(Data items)
_ _ _ _ _

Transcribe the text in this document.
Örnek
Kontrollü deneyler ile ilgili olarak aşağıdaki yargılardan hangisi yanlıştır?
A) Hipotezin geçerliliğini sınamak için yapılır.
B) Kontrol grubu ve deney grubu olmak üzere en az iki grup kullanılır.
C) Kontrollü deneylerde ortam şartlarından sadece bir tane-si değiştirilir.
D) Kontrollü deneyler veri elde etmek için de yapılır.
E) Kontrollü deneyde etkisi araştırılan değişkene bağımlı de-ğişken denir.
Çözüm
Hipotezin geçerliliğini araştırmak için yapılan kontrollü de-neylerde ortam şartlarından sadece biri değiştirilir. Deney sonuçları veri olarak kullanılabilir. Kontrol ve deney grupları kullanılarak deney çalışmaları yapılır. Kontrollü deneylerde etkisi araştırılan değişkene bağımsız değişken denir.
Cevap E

_ _ _ _ _

• _EXERCISE REQUIREMENTS_:
Restate the data above word for word, please.

• _TASK OUTPUT_:
Transcribe the text in this document.
Örnek
Kontrollü deneyler ile ilgili olarak aşağıdaki yargılardan hangisi yanlıştır?
A) Hipotezin geçerliliğini sınamak için yapılır.
B) Kontrol grubu ve deney grubu olmak üzere en az iki grup kullanılır.
C) Kontrollü deneylerde ortam şartlarından sadece bir tane-si değiştirilir.
D) Kontrollü deneyler veri elde etmek için de yapılır.
E) Kontrollü deneyde etkisi araştırılan değişkene bağımlı de-ğişken denir.
Çözüm
Hipotezin geçerliliğini araştırmak için yapılan kontrollü de-neylerde ortam şartlarından sadece biri değiştirilir. Deney sonuçları veri olarak kullanılabilir. Kontrol ve deney grupları kullanılarak deney çalışmaları yapılır. Kontrollü deneylerde etkisi araştırılan değişkene bağımsız değişken denir.
Cevap E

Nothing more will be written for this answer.